[WHAT IS BEING ASKED]
Count every line in the entries that follow where the word "Schweizer" appears, then state only the total.

####################

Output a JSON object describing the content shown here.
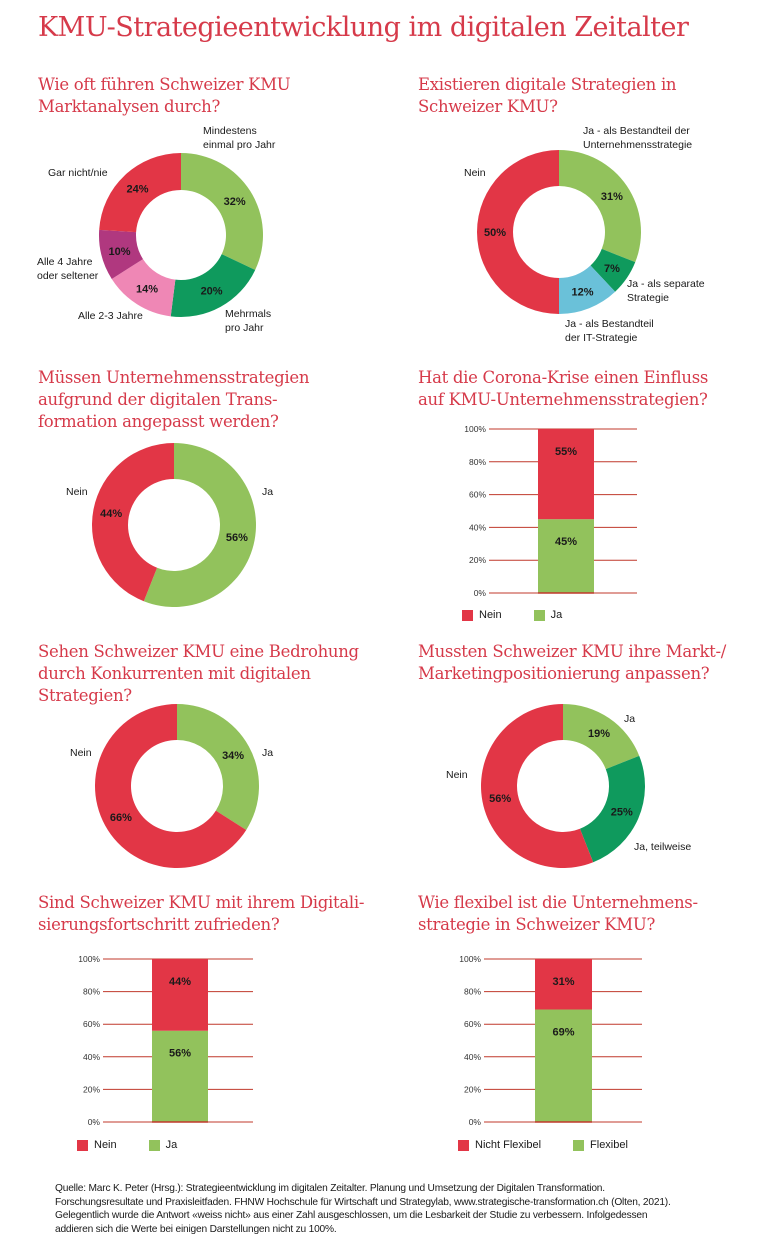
{
  "title": "KMU-Strategieentwicklung im digitalen Zeitalter",
  "colors": {
    "red": "#e23646",
    "light_green": "#92c25c",
    "dark_green": "#0f9a5d",
    "pink": "#ef87b5",
    "magenta": "#b0387f",
    "light_blue": "#6ac1d9",
    "title_red": "#d63a4a",
    "grid_red": "#c0392b"
  },
  "chart_data": [
    {
      "id": "marktanalysen",
      "type": "pie",
      "variant": "donut",
      "title_lines": [
        "Wie oft führen Schweizer KMU",
        "Marktanalysen durch?"
      ],
      "slices": [
        {
          "label": "Mindestens einmal pro Jahr",
          "label_lines": [
            "Mindestens",
            "einmal pro Jahr"
          ],
          "value": 32,
          "value_label": "32%",
          "color": "#92c25c"
        },
        {
          "label": "Mehrmals pro Jahr",
          "label_lines": [
            "Mehrmals",
            "pro Jahr"
          ],
          "value": 20,
          "value_label": "20%",
          "color": "#0f9a5d"
        },
        {
          "label": "Alle 2-3 Jahre",
          "label_lines": [
            "Alle 2-3 Jahre"
          ],
          "value": 14,
          "value_label": "14%",
          "color": "#ef87b5"
        },
        {
          "label": "Alle 4 Jahre oder seltener",
          "label_lines": [
            "Alle 4 Jahre",
            "oder seltener"
          ],
          "value": 10,
          "value_label": "10%",
          "color": "#b0387f"
        },
        {
          "label": "Gar nicht/nie",
          "label_lines": [
            "Gar nicht/nie"
          ],
          "value": 24,
          "value_label": "24%",
          "color": "#e23646"
        }
      ]
    },
    {
      "id": "digitale-strategien",
      "type": "pie",
      "variant": "donut",
      "title_lines": [
        "Existieren digitale Strategien in",
        "Schweizer KMU?"
      ],
      "slices": [
        {
          "label": "Ja - als Bestandteil der Unternehmensstrategie",
          "label_lines": [
            "Ja - als Bestandteil der",
            "Unternehmensstrategie"
          ],
          "value": 31,
          "value_label": "31%",
          "color": "#92c25c"
        },
        {
          "label": "Ja - als separate Strategie",
          "label_lines": [
            "Ja - als separate",
            "Strategie"
          ],
          "value": 7,
          "value_label": "7%",
          "color": "#0f9a5d"
        },
        {
          "label": "Ja - als Bestandteil der IT-Strategie",
          "label_lines": [
            "Ja - als Bestandteil",
            "der IT-Strategie"
          ],
          "value": 12,
          "value_label": "12%",
          "color": "#6ac1d9"
        },
        {
          "label": "Nein",
          "label_lines": [
            "Nein"
          ],
          "value": 50,
          "value_label": "50%",
          "color": "#e23646"
        }
      ]
    },
    {
      "id": "anpassung-transformation",
      "type": "pie",
      "variant": "donut",
      "title_lines": [
        "Müssen Unternehmensstrategien",
        "aufgrund der digitalen Trans-",
        "formation angepasst werden?"
      ],
      "slices": [
        {
          "label": "Ja",
          "label_lines": [
            "Ja"
          ],
          "value": 56,
          "value_label": "56%",
          "color": "#92c25c"
        },
        {
          "label": "Nein",
          "label_lines": [
            "Nein"
          ],
          "value": 44,
          "value_label": "44%",
          "color": "#e23646"
        }
      ]
    },
    {
      "id": "corona-einfluss",
      "type": "bar",
      "variant": "stacked-100",
      "title_lines": [
        "Hat die Corona-Krise einen Einfluss",
        "auf KMU-Unternehmensstrategien?"
      ],
      "ylim": [
        0,
        100
      ],
      "yticks": [
        "0%",
        "20%",
        "40%",
        "60%",
        "80%",
        "100%"
      ],
      "grid": true,
      "legend_position": "bottom-left",
      "series": [
        {
          "name": "Ja",
          "value": 45,
          "value_label": "45%",
          "color": "#92c25c"
        },
        {
          "name": "Nein",
          "value": 55,
          "value_label": "55%",
          "color": "#e23646"
        }
      ],
      "legend": [
        {
          "name": "Nein",
          "color": "#e23646"
        },
        {
          "name": "Ja",
          "color": "#92c25c"
        }
      ]
    },
    {
      "id": "bedrohung-konkurrenten",
      "type": "pie",
      "variant": "donut",
      "title_lines": [
        "Sehen Schweizer KMU eine Bedrohung",
        "durch Konkurrenten mit digitalen",
        "Strategien?"
      ],
      "slices": [
        {
          "label": "Ja",
          "label_lines": [
            "Ja"
          ],
          "value": 34,
          "value_label": "34%",
          "color": "#92c25c"
        },
        {
          "label": "Nein",
          "label_lines": [
            "Nein"
          ],
          "value": 66,
          "value_label": "66%",
          "color": "#e23646"
        }
      ]
    },
    {
      "id": "marketingpositionierung",
      "type": "pie",
      "variant": "donut",
      "title_lines": [
        "Mussten Schweizer KMU ihre Markt-/",
        "Marketingpositionierung anpassen?"
      ],
      "slices": [
        {
          "label": "Ja",
          "label_lines": [
            "Ja"
          ],
          "value": 19,
          "value_label": "19%",
          "color": "#92c25c"
        },
        {
          "label": "Ja, teilweise",
          "label_lines": [
            "Ja, teilweise"
          ],
          "value": 25,
          "value_label": "25%",
          "color": "#0f9a5d"
        },
        {
          "label": "Nein",
          "label_lines": [
            "Nein"
          ],
          "value": 56,
          "value_label": "56%",
          "color": "#e23646"
        }
      ]
    },
    {
      "id": "digitalisierungsfortschritt",
      "type": "bar",
      "variant": "stacked-100",
      "title_lines": [
        "Sind Schweizer KMU mit ihrem Digitali-",
        "sierungsfortschritt zufrieden?"
      ],
      "ylim": [
        0,
        100
      ],
      "yticks": [
        "0%",
        "20%",
        "40%",
        "60%",
        "80%",
        "100%"
      ],
      "grid": true,
      "legend_position": "bottom-left",
      "series": [
        {
          "name": "Ja",
          "value": 56,
          "value_label": "56%",
          "color": "#92c25c"
        },
        {
          "name": "Nein",
          "value": 44,
          "value_label": "44%",
          "color": "#e23646"
        }
      ],
      "legend": [
        {
          "name": "Nein",
          "color": "#e23646"
        },
        {
          "name": "Ja",
          "color": "#92c25c"
        }
      ]
    },
    {
      "id": "flexibilitaet",
      "type": "bar",
      "variant": "stacked-100",
      "title_lines": [
        "Wie flexibel ist die Unternehmens-",
        "strategie in Schweizer KMU?"
      ],
      "ylim": [
        0,
        100
      ],
      "yticks": [
        "0%",
        "20%",
        "40%",
        "60%",
        "80%",
        "100%"
      ],
      "grid": true,
      "legend_position": "bottom-left",
      "series": [
        {
          "name": "Flexibel",
          "value": 69,
          "value_label": "69%",
          "color": "#92c25c"
        },
        {
          "name": "Nicht Flexibel",
          "value": 31,
          "value_label": "31%",
          "color": "#e23646"
        }
      ],
      "legend": [
        {
          "name": "Nicht Flexibel",
          "color": "#e23646"
        },
        {
          "name": "Flexibel",
          "color": "#92c25c"
        }
      ]
    }
  ],
  "source_lines": [
    "Quelle: Marc K. Peter (Hrsg.): Strategieentwicklung im digitalen Zeitalter. Planung und Umsetzung der Digitalen Transformation.",
    "Forschungsresultate und Praxisleitfaden. FHNW Hochschule für Wirtschaft und Strategylab, www.strategische-transformation.ch (Olten, 2021).",
    "Gelegentlich wurde die Antwort «weiss nicht» aus einer Zahl ausgeschlossen, um die Lesbarkeit der Studie zu verbessern. Infolgedessen",
    "addieren sich die Werte bei einigen Darstellungen nicht zu 100%."
  ]
}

####################

[THE OUTPUT]
6